WHAT THE EXERCISE ASKS. Your task is to copy the material exactly.

DATASET EXTRACT.
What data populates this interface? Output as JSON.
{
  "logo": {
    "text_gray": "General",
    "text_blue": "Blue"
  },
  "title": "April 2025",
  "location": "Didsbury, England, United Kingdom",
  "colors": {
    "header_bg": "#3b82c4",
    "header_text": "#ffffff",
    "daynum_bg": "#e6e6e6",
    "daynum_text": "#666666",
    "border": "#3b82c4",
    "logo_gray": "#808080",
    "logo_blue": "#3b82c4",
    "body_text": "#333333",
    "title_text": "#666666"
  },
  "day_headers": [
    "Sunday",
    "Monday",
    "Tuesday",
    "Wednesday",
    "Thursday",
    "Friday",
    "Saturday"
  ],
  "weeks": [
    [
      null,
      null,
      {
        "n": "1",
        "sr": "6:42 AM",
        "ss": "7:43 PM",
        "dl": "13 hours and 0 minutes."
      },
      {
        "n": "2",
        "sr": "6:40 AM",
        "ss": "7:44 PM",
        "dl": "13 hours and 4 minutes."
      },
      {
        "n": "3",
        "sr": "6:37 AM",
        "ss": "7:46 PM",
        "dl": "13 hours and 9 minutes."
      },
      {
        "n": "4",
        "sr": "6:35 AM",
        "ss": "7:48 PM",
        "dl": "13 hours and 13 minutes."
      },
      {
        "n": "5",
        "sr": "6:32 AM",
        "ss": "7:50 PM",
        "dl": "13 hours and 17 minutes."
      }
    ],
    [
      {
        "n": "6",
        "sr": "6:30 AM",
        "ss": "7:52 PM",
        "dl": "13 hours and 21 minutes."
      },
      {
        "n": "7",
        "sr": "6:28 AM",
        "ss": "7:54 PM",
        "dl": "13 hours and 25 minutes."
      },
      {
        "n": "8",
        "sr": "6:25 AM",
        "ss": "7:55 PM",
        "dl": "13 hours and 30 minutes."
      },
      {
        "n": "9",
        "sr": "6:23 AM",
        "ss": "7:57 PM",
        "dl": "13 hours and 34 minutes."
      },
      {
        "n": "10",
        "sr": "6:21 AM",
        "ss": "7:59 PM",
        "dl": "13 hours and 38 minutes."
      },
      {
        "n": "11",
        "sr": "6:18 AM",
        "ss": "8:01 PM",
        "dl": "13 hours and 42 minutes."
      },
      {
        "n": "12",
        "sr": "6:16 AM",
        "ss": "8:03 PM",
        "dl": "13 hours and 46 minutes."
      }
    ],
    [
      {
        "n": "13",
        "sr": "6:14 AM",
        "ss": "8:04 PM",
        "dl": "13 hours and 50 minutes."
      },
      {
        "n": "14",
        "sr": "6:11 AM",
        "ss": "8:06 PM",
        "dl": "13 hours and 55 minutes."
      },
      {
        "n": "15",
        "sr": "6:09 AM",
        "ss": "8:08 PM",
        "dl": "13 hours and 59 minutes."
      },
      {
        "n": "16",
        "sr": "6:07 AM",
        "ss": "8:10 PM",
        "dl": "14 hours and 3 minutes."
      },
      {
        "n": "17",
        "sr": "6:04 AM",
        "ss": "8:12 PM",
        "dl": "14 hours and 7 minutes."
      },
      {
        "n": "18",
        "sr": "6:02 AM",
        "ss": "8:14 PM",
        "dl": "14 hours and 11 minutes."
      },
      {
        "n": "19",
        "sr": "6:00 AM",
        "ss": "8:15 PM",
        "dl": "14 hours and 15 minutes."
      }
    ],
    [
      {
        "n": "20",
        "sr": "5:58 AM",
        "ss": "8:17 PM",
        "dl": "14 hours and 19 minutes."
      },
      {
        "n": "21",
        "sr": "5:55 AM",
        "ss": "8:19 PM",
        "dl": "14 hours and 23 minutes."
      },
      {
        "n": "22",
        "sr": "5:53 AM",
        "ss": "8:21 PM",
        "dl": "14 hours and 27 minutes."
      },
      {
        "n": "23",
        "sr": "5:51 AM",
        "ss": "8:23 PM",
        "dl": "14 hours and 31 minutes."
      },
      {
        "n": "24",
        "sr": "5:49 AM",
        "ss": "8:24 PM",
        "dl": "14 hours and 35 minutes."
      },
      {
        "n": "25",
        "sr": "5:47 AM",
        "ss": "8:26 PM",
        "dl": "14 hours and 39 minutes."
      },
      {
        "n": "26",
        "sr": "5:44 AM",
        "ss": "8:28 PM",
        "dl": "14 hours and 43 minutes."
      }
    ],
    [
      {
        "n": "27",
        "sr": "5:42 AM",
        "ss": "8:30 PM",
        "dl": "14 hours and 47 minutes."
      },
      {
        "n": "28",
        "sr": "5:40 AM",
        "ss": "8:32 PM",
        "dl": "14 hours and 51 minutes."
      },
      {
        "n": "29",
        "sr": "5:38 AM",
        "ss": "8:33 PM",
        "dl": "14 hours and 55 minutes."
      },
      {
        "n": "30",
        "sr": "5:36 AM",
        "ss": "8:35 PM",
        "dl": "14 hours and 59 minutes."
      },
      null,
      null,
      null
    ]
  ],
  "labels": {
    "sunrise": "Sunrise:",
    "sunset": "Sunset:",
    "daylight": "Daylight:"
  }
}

FINISHED TASK.
What data populates this interface? Output as JSON.
{
  "logo": {
    "text_gray": "General",
    "text_blue": "Blue"
  },
  "title": "April 2025",
  "location": "Didsbury, England, United Kingdom",
  "colors": {
    "header_bg": "#3b82c4",
    "header_text": "#ffffff",
    "daynum_bg": "#e6e6e6",
    "daynum_text": "#666666",
    "border": "#3b82c4",
    "logo_gray": "#808080",
    "logo_blue": "#3b82c4",
    "body_text": "#333333",
    "title_text": "#666666"
  },
  "day_headers": [
    "Sunday",
    "Monday",
    "Tuesday",
    "Wednesday",
    "Thursday",
    "Friday",
    "Saturday"
  ],
  "weeks": [
    [
      null,
      null,
      {
        "n": "1",
        "sr": "6:42 AM",
        "ss": "7:43 PM",
        "dl": "13 hours and 0 minutes."
      },
      {
        "n": "2",
        "sr": "6:40 AM",
        "ss": "7:44 PM",
        "dl": "13 hours and 4 minutes."
      },
      {
        "n": "3",
        "sr": "6:37 AM",
        "ss": "7:46 PM",
        "dl": "13 hours and 9 minutes."
      },
      {
        "n": "4",
        "sr": "6:35 AM",
        "ss": "7:48 PM",
        "dl": "13 hours and 13 minutes."
      },
      {
        "n": "5",
        "sr": "6:32 AM",
        "ss": "7:50 PM",
        "dl": "13 hours and 17 minutes."
      }
    ],
    [
      {
        "n": "6",
        "sr": "6:30 AM",
        "ss": "7:52 PM",
        "dl": "13 hours and 21 minutes."
      },
      {
        "n": "7",
        "sr": "6:28 AM",
        "ss": "7:54 PM",
        "dl": "13 hours and 25 minutes."
      },
      {
        "n": "8",
        "sr": "6:25 AM",
        "ss": "7:55 PM",
        "dl": "13 hours and 30 minutes."
      },
      {
        "n": "9",
        "sr": "6:23 AM",
        "ss": "7:57 PM",
        "dl": "13 hours and 34 minutes."
      },
      {
        "n": "10",
        "sr": "6:21 AM",
        "ss": "7:59 PM",
        "dl": "13 hours and 38 minutes."
      },
      {
        "n": "11",
        "sr": "6:18 AM",
        "ss": "8:01 PM",
        "dl": "13 hours and 42 minutes."
      },
      {
        "n": "12",
        "sr": "6:16 AM",
        "ss": "8:03 PM",
        "dl": "13 hours and 46 minutes."
      }
    ],
    [
      {
        "n": "13",
        "sr": "6:14 AM",
        "ss": "8:04 PM",
        "dl": "13 hours and 50 minutes."
      },
      {
        "n": "14",
        "sr": "6:11 AM",
        "ss": "8:06 PM",
        "dl": "13 hours and 55 minutes."
      },
      {
        "n": "15",
        "sr": "6:09 AM",
        "ss": "8:08 PM",
        "dl": "13 hours and 59 minutes."
      },
      {
        "n": "16",
        "sr": "6:07 AM",
        "ss": "8:10 PM",
        "dl": "14 hours and 3 minutes."
      },
      {
        "n": "17",
        "sr": "6:04 AM",
        "ss": "8:12 PM",
        "dl": "14 hours and 7 minutes."
      },
      {
        "n": "18",
        "sr": "6:02 AM",
        "ss": "8:14 PM",
        "dl": "14 hours and 11 minutes."
      },
      {
        "n": "19",
        "sr": "6:00 AM",
        "ss": "8:15 PM",
        "dl": "14 hours and 15 minutes."
      }
    ],
    [
      {
        "n": "20",
        "sr": "5:58 AM",
        "ss": "8:17 PM",
        "dl": "14 hours and 19 minutes."
      },
      {
        "n": "21",
        "sr": "5:55 AM",
        "ss": "8:19 PM",
        "dl": "14 hours and 23 minutes."
      },
      {
        "n": "22",
        "sr": "5:53 AM",
        "ss": "8:21 PM",
        "dl": "14 hours and 27 minutes."
      },
      {
        "n": "23",
        "sr": "5:51 AM",
        "ss": "8:23 PM",
        "dl": "14 hours and 31 minutes."
      },
      {
        "n": "24",
        "sr": "5:49 AM",
        "ss": "8:24 PM",
        "dl": "14 hours and 35 minutes."
      },
      {
        "n": "25",
        "sr": "5:47 AM",
        "ss": "8:26 PM",
        "dl": "14 hours and 39 minutes."
      },
      {
        "n": "26",
        "sr": "5:44 AM",
        "ss": "8:28 PM",
        "dl": "14 hours and 43 minutes."
      }
    ],
    [
      {
        "n": "27",
        "sr": "5:42 AM",
        "ss": "8:30 PM",
        "dl": "14 hours and 47 minutes."
      },
      {
        "n": "28",
        "sr": "5:40 AM",
        "ss": "8:32 PM",
        "dl": "14 hours and 51 minutes."
      },
      {
        "n": "29",
        "sr": "5:38 AM",
        "ss": "8:33 PM",
        "dl": "14 hours and 55 minutes."
      },
      {
        "n": "30",
        "sr": "5:36 AM",
        "ss": "8:35 PM",
        "dl": "14 hours and 59 minutes."
      },
      null,
      null,
      null
    ]
  ],
  "labels": {
    "sunrise": "Sunrise:",
    "sunset": "Sunset:",
    "daylight": "Daylight:"
  }
}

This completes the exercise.